What you will do: Skip the pictures and quote all of the lines exactly.

Provided information:
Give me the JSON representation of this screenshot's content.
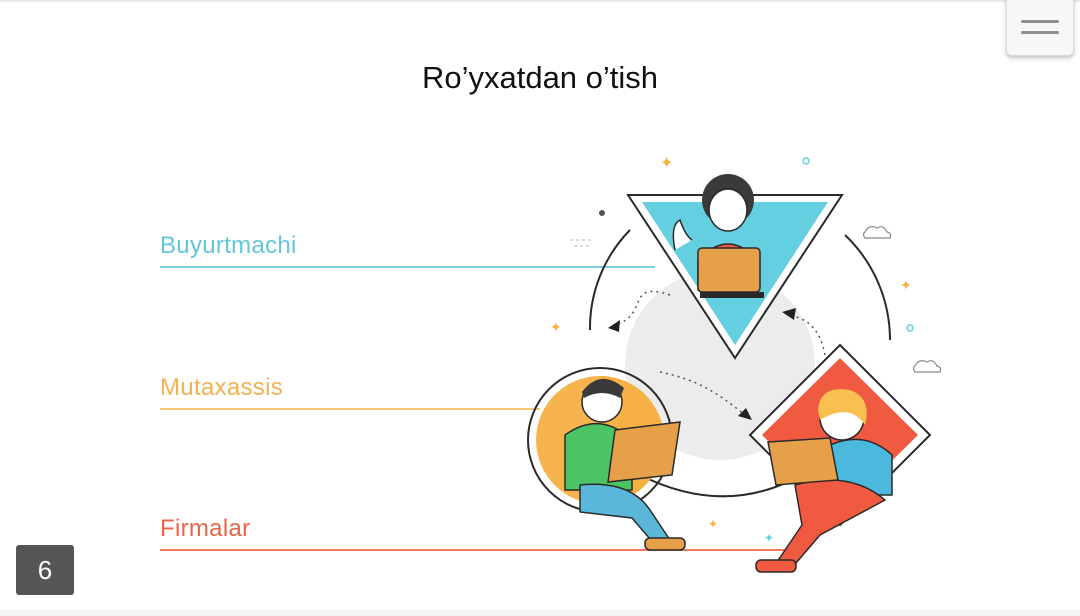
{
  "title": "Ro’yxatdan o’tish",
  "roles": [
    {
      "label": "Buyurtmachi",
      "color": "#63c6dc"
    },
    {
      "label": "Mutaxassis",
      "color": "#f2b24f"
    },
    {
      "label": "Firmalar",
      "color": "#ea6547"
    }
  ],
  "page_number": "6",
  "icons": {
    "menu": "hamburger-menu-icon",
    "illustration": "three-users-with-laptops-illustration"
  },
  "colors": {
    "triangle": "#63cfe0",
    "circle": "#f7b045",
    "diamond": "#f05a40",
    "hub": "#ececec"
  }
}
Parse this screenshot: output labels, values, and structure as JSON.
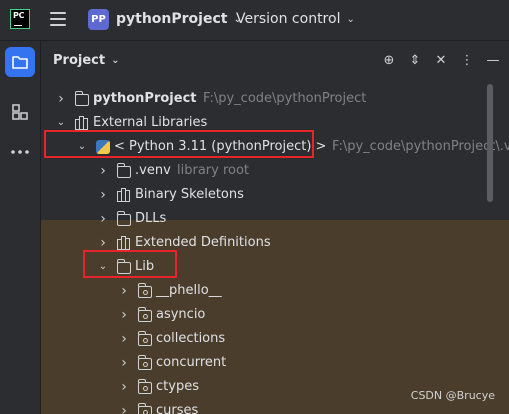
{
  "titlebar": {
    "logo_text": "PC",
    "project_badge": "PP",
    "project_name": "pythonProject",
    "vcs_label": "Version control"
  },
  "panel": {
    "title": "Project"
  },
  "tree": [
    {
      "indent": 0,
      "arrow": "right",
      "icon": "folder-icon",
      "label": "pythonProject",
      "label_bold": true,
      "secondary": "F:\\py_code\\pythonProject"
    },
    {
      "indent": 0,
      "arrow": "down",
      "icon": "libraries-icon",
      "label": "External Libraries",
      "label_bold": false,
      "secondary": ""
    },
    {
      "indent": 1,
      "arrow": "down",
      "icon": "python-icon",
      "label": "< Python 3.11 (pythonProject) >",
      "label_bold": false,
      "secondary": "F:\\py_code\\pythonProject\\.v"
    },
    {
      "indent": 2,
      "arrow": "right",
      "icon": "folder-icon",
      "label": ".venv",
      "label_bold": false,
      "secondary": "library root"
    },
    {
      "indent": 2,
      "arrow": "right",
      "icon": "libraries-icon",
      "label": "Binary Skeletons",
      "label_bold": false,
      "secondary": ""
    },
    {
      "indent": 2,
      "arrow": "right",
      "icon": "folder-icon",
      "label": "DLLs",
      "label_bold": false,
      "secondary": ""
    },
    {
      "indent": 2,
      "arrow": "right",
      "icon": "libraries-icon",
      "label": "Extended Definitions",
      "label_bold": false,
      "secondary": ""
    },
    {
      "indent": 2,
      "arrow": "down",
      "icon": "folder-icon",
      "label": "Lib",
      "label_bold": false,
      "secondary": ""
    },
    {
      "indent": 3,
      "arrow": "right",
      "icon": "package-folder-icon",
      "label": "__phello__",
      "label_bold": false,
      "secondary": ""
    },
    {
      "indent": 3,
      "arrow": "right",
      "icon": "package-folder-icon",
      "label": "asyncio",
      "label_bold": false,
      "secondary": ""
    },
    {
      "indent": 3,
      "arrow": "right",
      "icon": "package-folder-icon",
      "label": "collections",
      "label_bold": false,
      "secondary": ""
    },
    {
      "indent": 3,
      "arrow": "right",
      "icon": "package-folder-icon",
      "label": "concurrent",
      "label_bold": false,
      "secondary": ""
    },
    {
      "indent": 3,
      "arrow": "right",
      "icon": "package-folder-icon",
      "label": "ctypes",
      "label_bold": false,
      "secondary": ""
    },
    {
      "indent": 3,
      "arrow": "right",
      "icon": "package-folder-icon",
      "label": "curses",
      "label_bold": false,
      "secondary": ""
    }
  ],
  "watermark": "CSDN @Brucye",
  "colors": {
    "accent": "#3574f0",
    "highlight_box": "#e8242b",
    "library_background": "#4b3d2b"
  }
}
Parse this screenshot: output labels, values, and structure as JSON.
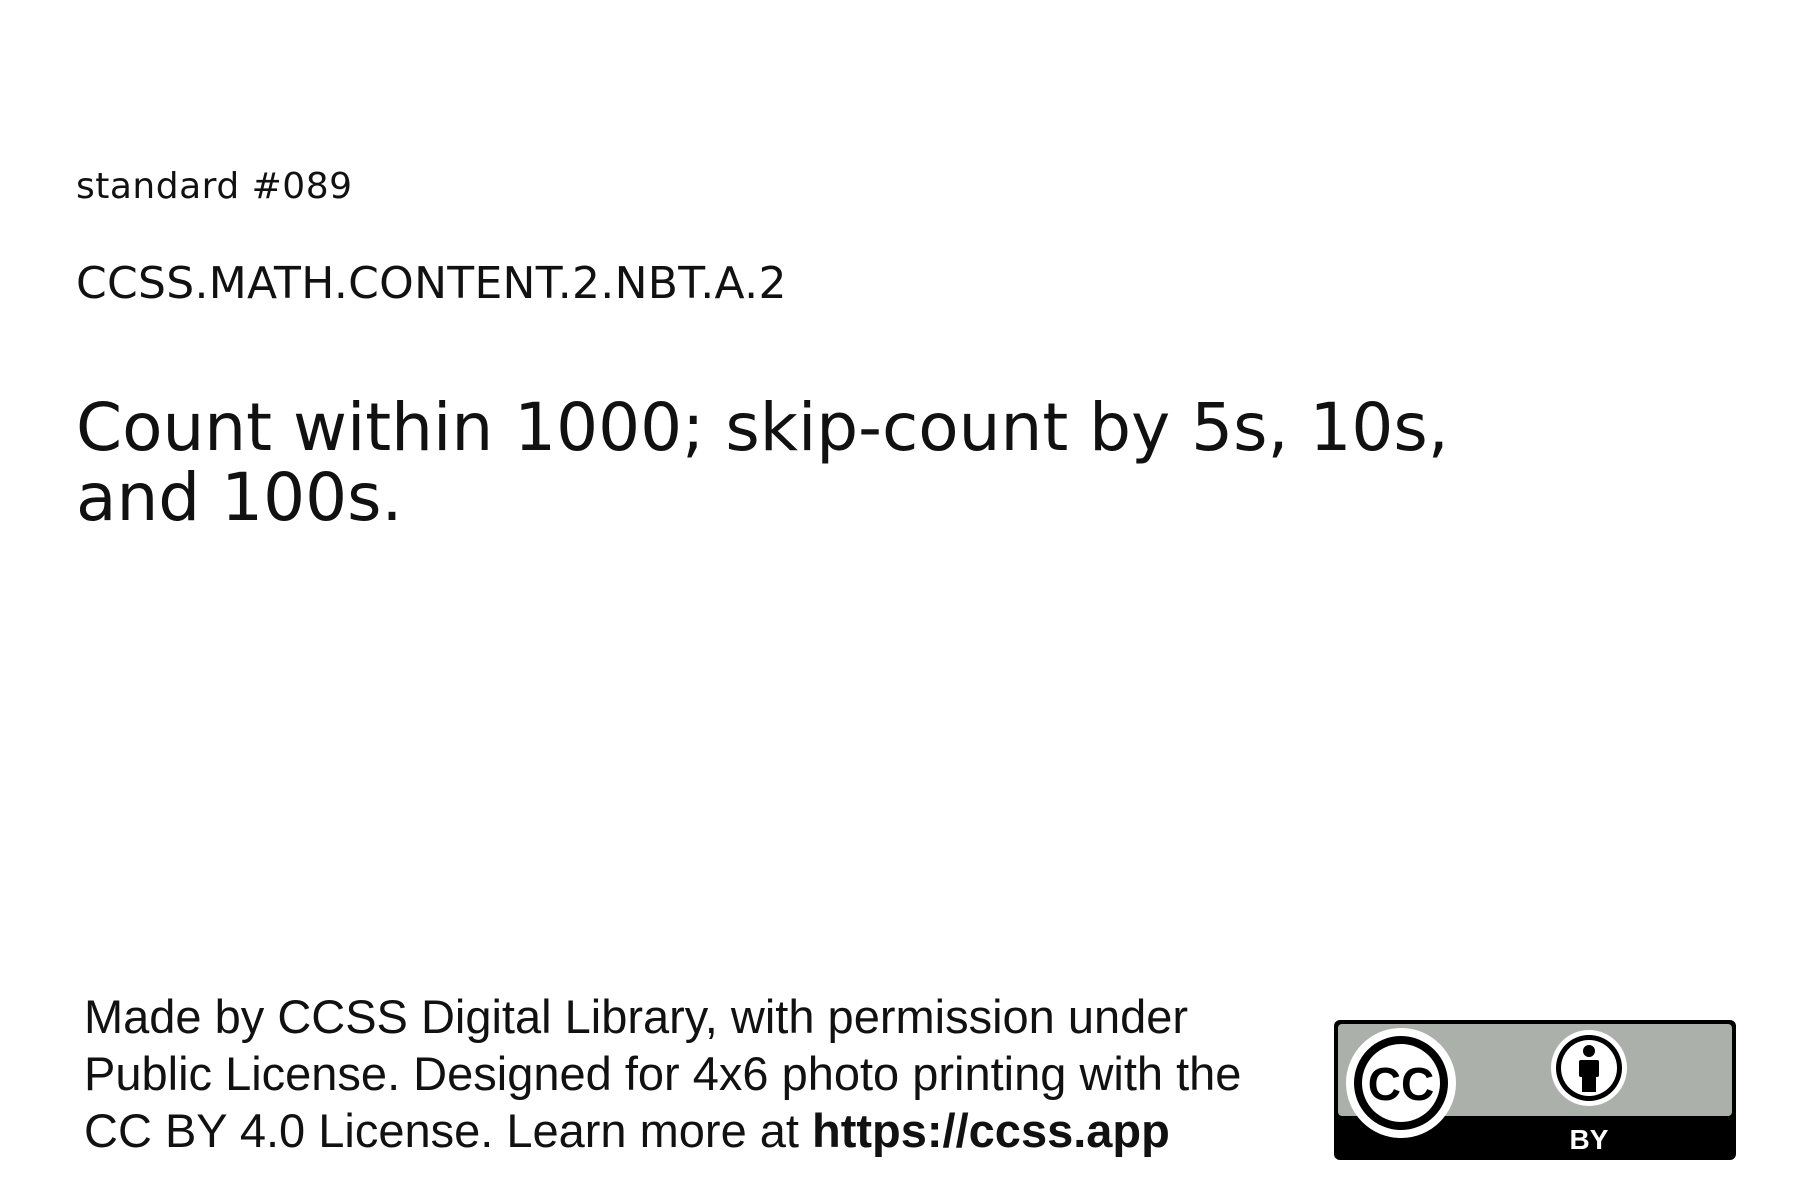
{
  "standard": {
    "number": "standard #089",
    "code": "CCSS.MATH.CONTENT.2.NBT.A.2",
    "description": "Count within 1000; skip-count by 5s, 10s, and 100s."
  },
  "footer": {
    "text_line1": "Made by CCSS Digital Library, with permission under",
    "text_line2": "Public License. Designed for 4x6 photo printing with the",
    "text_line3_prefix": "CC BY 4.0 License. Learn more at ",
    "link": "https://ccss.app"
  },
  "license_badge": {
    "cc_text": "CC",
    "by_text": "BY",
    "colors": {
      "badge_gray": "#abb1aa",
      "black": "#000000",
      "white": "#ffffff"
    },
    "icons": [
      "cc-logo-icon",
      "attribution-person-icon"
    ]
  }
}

Complete answer:
Give me the JSON representation of this screenshot's content.
{
  "title": "Ro’yxatdan o’tish",
  "roles": [
    {
      "label": "Buyurtmachi",
      "color": "#63c6dc"
    },
    {
      "label": "Mutaxassis",
      "color": "#f2b24f"
    },
    {
      "label": "Firmalar",
      "color": "#ea6547"
    }
  ],
  "page_number": "6",
  "icons": {
    "menu": "hamburger-menu-icon",
    "illustration": "three-users-with-laptops-illustration"
  },
  "colors": {
    "triangle": "#63cfe0",
    "circle": "#f7b045",
    "diamond": "#f05a40",
    "hub": "#ececec"
  }
}
Parse this screenshot: output labels, values, and structure as JSON.
{
  "titlebar": {
    "logo_text": "PC",
    "project_badge": "PP",
    "project_name": "pythonProject",
    "vcs_label": "Version control"
  },
  "panel": {
    "title": "Project"
  },
  "tree": [
    {
      "indent": 0,
      "arrow": "right",
      "icon": "folder-icon",
      "label": "pythonProject",
      "label_bold": true,
      "secondary": "F:\\py_code\\pythonProject"
    },
    {
      "indent": 0,
      "arrow": "down",
      "icon": "libraries-icon",
      "label": "External Libraries",
      "label_bold": false,
      "secondary": ""
    },
    {
      "indent": 1,
      "arrow": "down",
      "icon": "python-icon",
      "label": "< Python 3.11 (pythonProject) >",
      "label_bold": false,
      "secondary": "F:\\py_code\\pythonProject\\.v"
    },
    {
      "indent": 2,
      "arrow": "right",
      "icon": "folder-icon",
      "label": ".venv",
      "label_bold": false,
      "secondary": "library root"
    },
    {
      "indent": 2,
      "arrow": "right",
      "icon": "libraries-icon",
      "label": "Binary Skeletons",
      "label_bold": false,
      "secondary": ""
    },
    {
      "indent": 2,
      "arrow": "right",
      "icon": "folder-icon",
      "label": "DLLs",
      "label_bold": false,
      "secondary": ""
    },
    {
      "indent": 2,
      "arrow": "right",
      "icon": "libraries-icon",
      "label": "Extended Definitions",
      "label_bold": false,
      "secondary": ""
    },
    {
      "indent": 2,
      "arrow": "down",
      "icon": "folder-icon",
      "label": "Lib",
      "label_bold": false,
      "secondary": ""
    },
    {
      "indent": 3,
      "arrow": "right",
      "icon": "package-folder-icon",
      "label": "__phello__",
      "label_bold": false,
      "secondary": ""
    },
    {
      "indent": 3,
      "arrow": "right",
      "icon": "package-folder-icon",
      "label": "asyncio",
      "label_bold": false,
      "secondary": ""
    },
    {
      "indent": 3,
      "arrow": "right",
      "icon": "package-folder-icon",
      "label": "collections",
      "label_bold": false,
      "secondary": ""
    },
    {
      "indent": 3,
      "arrow": "right",
      "icon": "package-folder-icon",
      "label": "concurrent",
      "label_bold": false,
      "secondary": ""
    },
    {
      "indent": 3,
      "arrow": "right",
      "icon": "package-folder-icon",
      "label": "ctypes",
      "label_bold": false,
      "secondary": ""
    },
    {
      "indent": 3,
      "arrow": "right",
      "icon": "package-folder-icon",
      "label": "curses",
      "label_bold": false,
      "secondary": ""
    }
  ],
  "watermark": "CSDN @Brucye",
  "colors": {
    "accent": "#3574f0",
    "highlight_box": "#e8242b",
    "library_background": "#4b3d2b"
  }
}
Parse this screenshot: output labels, values, and structure as JSON.
{
  "standard": {
    "number": "standard #089",
    "code": "CCSS.MATH.CONTENT.2.NBT.A.2",
    "description": "Count within 1000; skip-count by 5s, 10s, and 100s."
  },
  "footer": {
    "text_line1": "Made by CCSS Digital Library, with permission under",
    "text_line2": "Public License. Designed for 4x6 photo printing with the",
    "text_line3_prefix": "CC BY 4.0 License. Learn more at ",
    "link": "https://ccss.app"
  },
  "license_badge": {
    "cc_text": "CC",
    "by_text": "BY",
    "colors": {
      "badge_gray": "#abb1aa",
      "black": "#000000",
      "white": "#ffffff"
    },
    "icons": [
      "cc-logo-icon",
      "attribution-person-icon"
    ]
  }
}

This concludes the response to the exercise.